Documento:
--------------------------------------------------

Acórdão nº 1556/14.6TAMTS.P2 de Court of Appeal of Porto (Portugal), 15 de Dezembro de 2016
Magistrado Responsável | MARIA DEOLINDA DION |
Data da Resolução | 15 de Dezembro de 2016 |
Emissor | Court of Appeal of Porto (Portugal) |
RECURSO PENAL n.º 1556/14.6TAMTS.P2 2ª Secção Criminal CONFERÊNCIA Relatora: Maria Deolinda Dionísio Adjunto: Jorge Langweg Acordam os Juízes, em conferência, no Tribunal da Relação do Porto: I – RELATÓRIO No âmbito do processo comum singular n.º 1556/14.6TAMTS, da Comarca do Porto, Matosinhos – Instância Local – Secção Criminal-J3, por sentença proferida a 18 de Junho de 2015, foi a arguida B…, com os demais sinais dos autos, condenada pela prática de um crime de falsidade de depoimento ou declaração, previsto e punível pelo art. 360º n.º 1, do Cód. Penal, na pena de 80 (oitenta) dias de multa à taxa diária de €6,00 (seis euros).
Discordando, a arguida, interpôs recurso que veio a ser apreciado nesta 2ª Secção Criminal do Tribunal da Relação do Porto, por decisão sumária proferida a 9 de Dezembro de 2015 e, por via da qual, julgando-se verificada a insuficiência de fundamentação da sentença impugnada, nos segmentos relativos à indicação e exame crítico da prova, e a consideração de factos diversos dos constantes na acusação fora dos casos e condições previstos nos arts. 358º e 359, do Cód. Proc. Penal, se decretou a respectiva anulação e obrigação de reformulação pelo mesmo julgador.
Dando cumprimento ao ordenado, foi reaberta a audiência e, oportunamente, publicitada a nova sentença, a 4 de Maio de 2016, mantendo-se a condenação da arguida nos precisos termos já supra enunciados.
Mais uma vez inconformada, a arguida B…, interpôs recurso rematando a motivação com as conclusões que se transcrevem: 1) Ainda que o Tribunal não tenha logrado determinar qual dos depoimentos prestados pela arguida - em inquérito perante a PJ ou em sede de audiência de julgamento perante o Tribunal Coletivo - correspondia à verdade, concluiu, apesar disso e porque um deles não poderia ser verdadeiro, que a arguida teria necessariamente conhecimento dessa falta de veracidade.
2) Se em termos de normalidade esse juízo presuntivo é aceitável e consistente, o caso sub judice apresenta, todavia, especificidades que justificavam que o tribunal considerasse não provado que a arguida - no momento em que prestou cada um desses depoimentos contraditórios - tivesse conhecimento e admitisse que faltava à verdade e, apesar disso, mantivesse tal depoimento.

--------------------------------------------------

Material:
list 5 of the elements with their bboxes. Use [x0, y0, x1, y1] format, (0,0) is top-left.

--------------------------------------------------

Tarefa 1: Transcreva sem alterações o trecho do acórdão que começa com as palavras "Mais uma vez" e termina com "mantivesse tal depoimento.".
Tarefa 2: Segundo o acórdão, que pena foi aplicada à arguida na sentença proferida a 18 de Junho de 2015?
O material não tem qualquer papel neste exercício.

Resolução 1:
Mais uma vez inconformada, a arguida B…, interpôs recurso rematando a motivação com as conclusões que se transcrevem: 1) Ainda que o Tribunal não tenha logrado determinar qual dos depoimentos prestados pela arguida - em inquérito perante a PJ ou em sede de audiência de julgamento perante o Tribunal Coletivo - correspondia à verdade, concluiu, apesar disso e porque um deles não poderia ser verdadeiro, que a arguida teria necessariamente conhecimento dessa falta de veracidade.
2) Se em termos de normalidade esse juízo presuntivo é aceitável e consistente, o caso sub judice apresenta, todavia, especificidades que justificavam que o tribunal considerasse não provado que a arguida - no momento em que prestou cada um desses depoimentos contraditórios - tivesse conhecimento e admitisse que faltava à verdade e, apesar disso, mantivesse tal depoimento.

Resolução 2: 80 dias de multa à taxa diária de €6,00.